# Figure record extracts
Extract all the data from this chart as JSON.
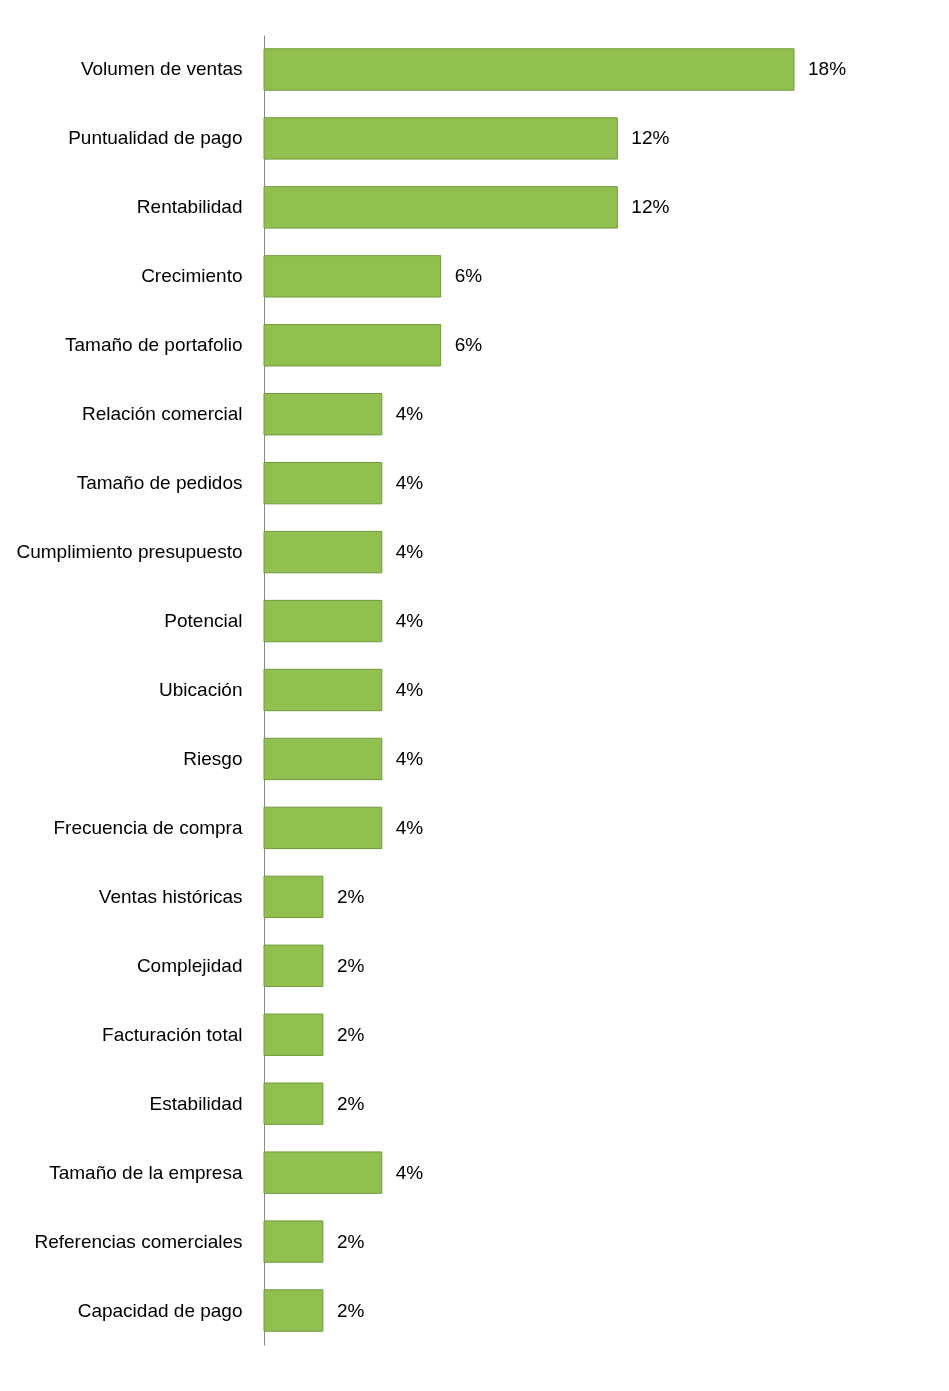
{
  "chart_data": {
    "type": "bar",
    "orientation": "horizontal",
    "categories": [
      "Volumen de ventas",
      "Puntualidad de pago",
      "Rentabilidad",
      "Crecimiento",
      "Tamaño de portafolio",
      "Relación comercial",
      "Tamaño de pedidos",
      "Cumplimiento presupuesto",
      "Potencial",
      "Ubicación",
      "Riesgo",
      "Frecuencia de compra",
      "Ventas históricas",
      "Complejidad",
      "Facturación total",
      "Estabilidad",
      "Tamaño de la empresa",
      "Referencias comerciales",
      "Capacidad de pago"
    ],
    "values": [
      18,
      12,
      12,
      6,
      6,
      4,
      4,
      4,
      4,
      4,
      4,
      4,
      2,
      2,
      2,
      2,
      4,
      2,
      2
    ],
    "value_labels": [
      "18%",
      "12%",
      "12%",
      "6%",
      "6%",
      "4%",
      "4%",
      "4%",
      "4%",
      "4%",
      "4%",
      "4%",
      "2%",
      "2%",
      "2%",
      "2%",
      "4%",
      "2%",
      "2%"
    ],
    "color": "#92c050"
  }
}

# Aim of the task
All of the records need repeating exactly, except for the pictures.

# Written solution
Extract all the data from this chart as JSON.
{
  "chart_data": {
    "type": "bar",
    "orientation": "horizontal",
    "categories": [
      "Volumen de ventas",
      "Puntualidad de pago",
      "Rentabilidad",
      "Crecimiento",
      "Tamaño de portafolio",
      "Relación comercial",
      "Tamaño de pedidos",
      "Cumplimiento presupuesto",
      "Potencial",
      "Ubicación",
      "Riesgo",
      "Frecuencia de compra",
      "Ventas históricas",
      "Complejidad",
      "Facturación total",
      "Estabilidad",
      "Tamaño de la empresa",
      "Referencias comerciales",
      "Capacidad de pago"
    ],
    "values": [
      18,
      12,
      12,
      6,
      6,
      4,
      4,
      4,
      4,
      4,
      4,
      4,
      2,
      2,
      2,
      2,
      4,
      2,
      2
    ],
    "value_labels": [
      "18%",
      "12%",
      "12%",
      "6%",
      "6%",
      "4%",
      "4%",
      "4%",
      "4%",
      "4%",
      "4%",
      "4%",
      "2%",
      "2%",
      "2%",
      "2%",
      "4%",
      "2%",
      "2%"
    ],
    "color": "#92c050"
  }
}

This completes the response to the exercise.